_SOURCE EXTRACT_.
━━━
[pve-devel] [PATCH storage 0/2] fix #4997: lvm: avoid autoactivating (new) LVs after boot

Mon Feb 10 11:47:15 CET 2025

On February 7, 2025 1:44 pm, Friedrich Weber wrote:
> On 11/01/2024 16:03, Friedrich Weber wrote:
>> By default, LVM autoactivates LVs after boot. In a cluster with VM disks on a
>> shared LVM VG (e.g. on top of iSCSI), this can indirectly cause guest creation
>> or VM live-migration to fail. See bug #4997 [1] and patch #2 for details.
>> 
>> The goal of this series is to avoid autoactivating LVs after boot. Fabian
>> suggested to use the "activation skip" flag for LVs. LVs with that flag can
>> only be activated if the `-K` flag is passed during activation (`-K` is not
>> passed for autoactivation after boot).
> 
> I revisited this issue now, and with some distance, I wondered why
> to go with the quite heavy-handed approach of
> 
> - (1) activating LVs with -K/--ignoreactivationskip
> - (2) starting with PVE 9, creating LVs with -k/`--setactivationskip y`
> 
> If it would be possible to instead just create new LVs with
> `--setautoactivation n`, we wouldn't need to touch the activation code
> at all, and wouldn't need to worry about the mixed-version cluster
> scenario.
> 
> For VGs on iSCSI volumes, setting `--setautoactivation n` on LVs seems
> to work fine -- this way, after iSCSI login, these volumes are not
> automatically activated. The reason is that autoactivation is done by
> udev via /lib/udev/rules.d/69-lvm.rules:
> 
> 	IMPORT{program}="/sbin/lvm pvscan --cache --listvg --checkcomplete --vgonline --autoactivation event --udevoutput --journal=output $env{DEVNAME}"
━━━
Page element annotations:
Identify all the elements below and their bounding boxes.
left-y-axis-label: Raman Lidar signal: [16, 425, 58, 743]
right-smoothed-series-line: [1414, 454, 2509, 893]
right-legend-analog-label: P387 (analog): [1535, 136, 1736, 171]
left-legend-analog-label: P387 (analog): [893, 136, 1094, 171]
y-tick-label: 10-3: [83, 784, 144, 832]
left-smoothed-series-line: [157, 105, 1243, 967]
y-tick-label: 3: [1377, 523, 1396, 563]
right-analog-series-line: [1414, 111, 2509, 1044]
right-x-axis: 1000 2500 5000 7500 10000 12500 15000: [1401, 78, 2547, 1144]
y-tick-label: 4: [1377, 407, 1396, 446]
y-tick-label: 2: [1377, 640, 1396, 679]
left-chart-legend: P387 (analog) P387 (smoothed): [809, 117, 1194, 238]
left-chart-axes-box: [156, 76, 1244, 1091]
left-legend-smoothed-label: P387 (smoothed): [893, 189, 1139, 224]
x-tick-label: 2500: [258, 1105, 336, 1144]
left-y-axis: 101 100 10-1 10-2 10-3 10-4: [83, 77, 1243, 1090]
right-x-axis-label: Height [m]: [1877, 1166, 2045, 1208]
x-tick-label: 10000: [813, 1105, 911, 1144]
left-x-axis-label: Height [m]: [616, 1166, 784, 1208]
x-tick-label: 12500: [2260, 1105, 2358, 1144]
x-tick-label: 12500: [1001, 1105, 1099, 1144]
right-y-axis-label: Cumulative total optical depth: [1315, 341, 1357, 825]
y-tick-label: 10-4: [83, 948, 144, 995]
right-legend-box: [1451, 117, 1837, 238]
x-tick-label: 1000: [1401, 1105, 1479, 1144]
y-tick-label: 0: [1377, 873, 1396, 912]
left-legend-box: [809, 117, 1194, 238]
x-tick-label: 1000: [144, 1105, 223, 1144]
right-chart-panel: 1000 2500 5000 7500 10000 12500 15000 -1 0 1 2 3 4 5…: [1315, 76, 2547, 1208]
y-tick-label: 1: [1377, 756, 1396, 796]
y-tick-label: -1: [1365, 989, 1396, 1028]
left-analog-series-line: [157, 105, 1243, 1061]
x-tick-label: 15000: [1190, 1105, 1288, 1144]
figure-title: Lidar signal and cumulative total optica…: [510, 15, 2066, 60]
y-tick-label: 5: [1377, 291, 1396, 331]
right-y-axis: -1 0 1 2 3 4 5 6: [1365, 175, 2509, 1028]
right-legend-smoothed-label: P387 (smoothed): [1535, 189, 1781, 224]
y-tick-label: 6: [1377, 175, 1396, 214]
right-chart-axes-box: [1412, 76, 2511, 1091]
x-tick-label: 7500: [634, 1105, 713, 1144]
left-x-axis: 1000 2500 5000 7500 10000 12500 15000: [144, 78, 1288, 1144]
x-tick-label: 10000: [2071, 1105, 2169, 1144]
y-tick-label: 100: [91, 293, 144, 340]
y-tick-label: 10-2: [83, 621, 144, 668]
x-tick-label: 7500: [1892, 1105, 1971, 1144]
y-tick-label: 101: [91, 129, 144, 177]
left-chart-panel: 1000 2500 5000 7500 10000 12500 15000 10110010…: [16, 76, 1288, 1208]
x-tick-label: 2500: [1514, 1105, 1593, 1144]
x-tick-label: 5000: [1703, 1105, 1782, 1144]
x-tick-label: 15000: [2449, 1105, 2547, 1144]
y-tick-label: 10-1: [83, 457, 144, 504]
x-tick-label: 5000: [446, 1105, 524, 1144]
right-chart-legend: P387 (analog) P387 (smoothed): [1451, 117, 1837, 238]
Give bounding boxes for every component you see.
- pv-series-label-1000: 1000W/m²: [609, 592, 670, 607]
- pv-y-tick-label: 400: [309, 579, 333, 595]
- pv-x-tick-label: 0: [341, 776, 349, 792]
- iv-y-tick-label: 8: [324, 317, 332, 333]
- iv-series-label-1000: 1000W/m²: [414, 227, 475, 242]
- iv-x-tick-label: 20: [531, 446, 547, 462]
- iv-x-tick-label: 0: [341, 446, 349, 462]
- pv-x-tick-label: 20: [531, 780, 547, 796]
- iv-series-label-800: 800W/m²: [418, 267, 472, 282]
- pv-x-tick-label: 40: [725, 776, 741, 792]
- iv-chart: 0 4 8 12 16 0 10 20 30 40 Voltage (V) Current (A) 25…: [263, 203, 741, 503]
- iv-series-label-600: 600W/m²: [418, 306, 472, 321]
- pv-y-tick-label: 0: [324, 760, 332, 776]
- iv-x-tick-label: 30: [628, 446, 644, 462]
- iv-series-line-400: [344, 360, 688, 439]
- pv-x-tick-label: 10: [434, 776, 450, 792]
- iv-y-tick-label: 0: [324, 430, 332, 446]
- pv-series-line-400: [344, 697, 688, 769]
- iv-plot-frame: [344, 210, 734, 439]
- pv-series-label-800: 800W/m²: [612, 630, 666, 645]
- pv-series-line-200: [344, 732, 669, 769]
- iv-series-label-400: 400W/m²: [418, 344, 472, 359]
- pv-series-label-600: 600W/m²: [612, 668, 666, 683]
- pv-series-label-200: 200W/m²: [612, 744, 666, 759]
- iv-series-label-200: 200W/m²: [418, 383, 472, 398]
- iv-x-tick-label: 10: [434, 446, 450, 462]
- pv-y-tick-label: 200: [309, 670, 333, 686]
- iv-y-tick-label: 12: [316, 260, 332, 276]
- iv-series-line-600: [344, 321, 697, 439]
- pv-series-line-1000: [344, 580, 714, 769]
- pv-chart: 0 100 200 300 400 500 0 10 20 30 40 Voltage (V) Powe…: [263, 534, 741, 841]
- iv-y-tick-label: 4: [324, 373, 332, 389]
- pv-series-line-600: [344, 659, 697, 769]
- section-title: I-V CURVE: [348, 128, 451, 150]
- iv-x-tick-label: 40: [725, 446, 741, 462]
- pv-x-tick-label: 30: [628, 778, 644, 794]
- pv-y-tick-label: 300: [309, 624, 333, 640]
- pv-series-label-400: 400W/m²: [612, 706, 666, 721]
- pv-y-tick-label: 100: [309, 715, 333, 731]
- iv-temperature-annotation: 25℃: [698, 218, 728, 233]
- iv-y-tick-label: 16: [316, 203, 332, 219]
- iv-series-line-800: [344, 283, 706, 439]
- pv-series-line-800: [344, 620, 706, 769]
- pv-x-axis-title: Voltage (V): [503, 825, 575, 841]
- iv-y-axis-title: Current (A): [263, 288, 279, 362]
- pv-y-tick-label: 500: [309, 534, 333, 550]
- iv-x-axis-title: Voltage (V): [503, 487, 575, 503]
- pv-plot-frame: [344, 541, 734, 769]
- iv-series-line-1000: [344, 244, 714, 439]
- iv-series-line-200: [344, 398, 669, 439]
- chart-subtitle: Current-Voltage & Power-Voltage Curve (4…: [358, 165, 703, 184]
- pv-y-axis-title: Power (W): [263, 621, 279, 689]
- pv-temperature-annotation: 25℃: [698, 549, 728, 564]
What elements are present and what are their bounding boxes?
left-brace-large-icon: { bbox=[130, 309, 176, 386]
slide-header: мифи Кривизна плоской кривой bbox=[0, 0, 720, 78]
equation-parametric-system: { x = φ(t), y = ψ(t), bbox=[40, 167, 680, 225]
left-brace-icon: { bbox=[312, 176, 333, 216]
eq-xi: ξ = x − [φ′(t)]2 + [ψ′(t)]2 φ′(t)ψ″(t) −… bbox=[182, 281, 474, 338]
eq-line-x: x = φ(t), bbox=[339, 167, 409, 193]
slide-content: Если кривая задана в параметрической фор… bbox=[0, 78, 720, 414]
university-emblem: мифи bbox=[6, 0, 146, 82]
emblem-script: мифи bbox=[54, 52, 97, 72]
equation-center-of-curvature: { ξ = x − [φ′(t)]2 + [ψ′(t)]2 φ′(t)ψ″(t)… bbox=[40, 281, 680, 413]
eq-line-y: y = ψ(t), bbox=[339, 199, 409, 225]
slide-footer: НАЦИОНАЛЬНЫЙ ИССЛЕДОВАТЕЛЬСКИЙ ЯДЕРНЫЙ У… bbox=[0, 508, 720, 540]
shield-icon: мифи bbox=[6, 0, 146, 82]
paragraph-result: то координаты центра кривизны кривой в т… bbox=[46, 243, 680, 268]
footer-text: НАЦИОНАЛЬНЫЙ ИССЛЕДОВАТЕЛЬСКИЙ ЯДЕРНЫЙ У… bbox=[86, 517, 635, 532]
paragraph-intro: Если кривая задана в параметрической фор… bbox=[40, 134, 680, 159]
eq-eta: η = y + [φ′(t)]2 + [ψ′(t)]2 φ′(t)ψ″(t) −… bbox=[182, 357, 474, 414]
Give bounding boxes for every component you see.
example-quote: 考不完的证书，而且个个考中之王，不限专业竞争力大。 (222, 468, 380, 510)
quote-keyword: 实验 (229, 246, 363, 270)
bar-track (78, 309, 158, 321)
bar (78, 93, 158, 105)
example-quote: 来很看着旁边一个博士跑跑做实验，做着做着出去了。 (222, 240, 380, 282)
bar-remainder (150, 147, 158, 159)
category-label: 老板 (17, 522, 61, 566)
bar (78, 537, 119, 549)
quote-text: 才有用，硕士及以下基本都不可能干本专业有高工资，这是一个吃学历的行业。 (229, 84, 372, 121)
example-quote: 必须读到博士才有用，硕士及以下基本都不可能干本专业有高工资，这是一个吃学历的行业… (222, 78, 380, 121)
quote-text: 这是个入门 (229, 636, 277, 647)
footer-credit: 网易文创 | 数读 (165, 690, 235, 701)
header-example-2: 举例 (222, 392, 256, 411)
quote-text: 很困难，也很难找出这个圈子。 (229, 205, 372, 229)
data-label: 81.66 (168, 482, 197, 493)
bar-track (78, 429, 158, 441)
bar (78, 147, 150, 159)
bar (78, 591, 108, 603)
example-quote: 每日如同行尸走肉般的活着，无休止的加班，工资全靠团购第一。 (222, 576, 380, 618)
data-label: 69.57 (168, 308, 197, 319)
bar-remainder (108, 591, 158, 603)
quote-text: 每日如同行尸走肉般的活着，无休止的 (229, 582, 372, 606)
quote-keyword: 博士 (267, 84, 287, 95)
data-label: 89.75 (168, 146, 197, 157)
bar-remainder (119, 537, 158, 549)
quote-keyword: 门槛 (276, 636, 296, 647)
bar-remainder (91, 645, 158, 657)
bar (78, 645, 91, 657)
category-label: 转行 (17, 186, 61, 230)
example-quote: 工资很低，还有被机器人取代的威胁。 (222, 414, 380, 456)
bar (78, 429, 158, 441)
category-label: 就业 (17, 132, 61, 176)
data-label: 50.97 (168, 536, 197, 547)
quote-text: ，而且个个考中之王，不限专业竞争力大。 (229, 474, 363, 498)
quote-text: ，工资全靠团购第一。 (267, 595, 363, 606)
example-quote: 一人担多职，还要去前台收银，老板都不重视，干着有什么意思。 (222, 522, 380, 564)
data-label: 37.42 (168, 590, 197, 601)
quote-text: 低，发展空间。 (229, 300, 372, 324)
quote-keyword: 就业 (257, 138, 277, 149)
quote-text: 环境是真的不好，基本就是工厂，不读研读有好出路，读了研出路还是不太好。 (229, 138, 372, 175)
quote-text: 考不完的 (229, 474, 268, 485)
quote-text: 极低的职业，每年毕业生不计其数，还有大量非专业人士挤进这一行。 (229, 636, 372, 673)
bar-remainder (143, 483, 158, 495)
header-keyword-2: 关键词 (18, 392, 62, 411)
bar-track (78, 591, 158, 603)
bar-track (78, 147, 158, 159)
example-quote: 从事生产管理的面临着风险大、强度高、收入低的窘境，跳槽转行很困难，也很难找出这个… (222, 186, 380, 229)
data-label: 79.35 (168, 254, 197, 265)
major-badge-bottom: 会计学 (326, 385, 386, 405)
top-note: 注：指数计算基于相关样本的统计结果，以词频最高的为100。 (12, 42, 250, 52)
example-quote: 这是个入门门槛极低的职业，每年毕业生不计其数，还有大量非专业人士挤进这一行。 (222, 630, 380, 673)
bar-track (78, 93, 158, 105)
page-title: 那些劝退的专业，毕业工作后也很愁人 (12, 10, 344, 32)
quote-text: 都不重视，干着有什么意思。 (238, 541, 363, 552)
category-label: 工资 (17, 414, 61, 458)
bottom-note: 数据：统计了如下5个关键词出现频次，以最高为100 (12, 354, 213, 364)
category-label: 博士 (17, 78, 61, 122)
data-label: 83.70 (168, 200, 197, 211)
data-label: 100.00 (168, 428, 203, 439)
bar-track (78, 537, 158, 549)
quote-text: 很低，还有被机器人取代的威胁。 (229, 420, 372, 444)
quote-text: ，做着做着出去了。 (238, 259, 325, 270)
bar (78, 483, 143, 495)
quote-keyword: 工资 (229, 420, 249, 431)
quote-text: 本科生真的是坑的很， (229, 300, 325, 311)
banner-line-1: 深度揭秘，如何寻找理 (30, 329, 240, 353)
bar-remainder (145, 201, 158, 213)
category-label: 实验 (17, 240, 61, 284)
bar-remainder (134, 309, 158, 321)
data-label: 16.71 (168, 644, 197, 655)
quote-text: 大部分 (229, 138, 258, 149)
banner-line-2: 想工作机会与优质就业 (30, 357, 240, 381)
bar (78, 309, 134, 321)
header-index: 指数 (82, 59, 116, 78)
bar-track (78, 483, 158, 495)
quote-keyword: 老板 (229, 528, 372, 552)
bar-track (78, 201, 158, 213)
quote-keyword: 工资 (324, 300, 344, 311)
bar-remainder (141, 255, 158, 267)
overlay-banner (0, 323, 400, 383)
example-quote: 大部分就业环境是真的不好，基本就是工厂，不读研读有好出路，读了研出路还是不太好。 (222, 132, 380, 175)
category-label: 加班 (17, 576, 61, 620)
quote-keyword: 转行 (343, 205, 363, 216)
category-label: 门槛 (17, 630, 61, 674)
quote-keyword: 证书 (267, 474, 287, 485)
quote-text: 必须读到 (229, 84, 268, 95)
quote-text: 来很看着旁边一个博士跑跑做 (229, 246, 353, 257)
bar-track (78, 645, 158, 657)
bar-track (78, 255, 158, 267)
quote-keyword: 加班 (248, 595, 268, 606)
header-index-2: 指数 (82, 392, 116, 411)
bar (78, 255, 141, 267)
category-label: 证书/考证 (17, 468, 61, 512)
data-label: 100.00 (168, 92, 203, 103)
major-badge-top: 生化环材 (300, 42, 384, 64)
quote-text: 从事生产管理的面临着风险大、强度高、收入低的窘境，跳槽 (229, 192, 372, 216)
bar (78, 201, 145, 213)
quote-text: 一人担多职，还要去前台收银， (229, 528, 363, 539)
━━━
_SET TASKS_.
(a) Translate this sentence from the LVM autoactivation thread into German: "By default, LVM autoactivates LVs after boot."
(b) Answer these questions from the LVM autoactivation thread:
(i) Who suggested using the "activation skip" flag for LVs?
(ii) Which flag must be passed during activation for LVs with that flag to be activated?
(iii) Which udev rules file performs autoactivation?

_RESPONSES TO THE TASKS_.
(a) Standardmäßig aktiviert LVM LVs nach dem Booten automatisch.

(b)
(i) Fabian
(ii) `-K`
(iii) /lib/udev/rules.d/69-lvm.rules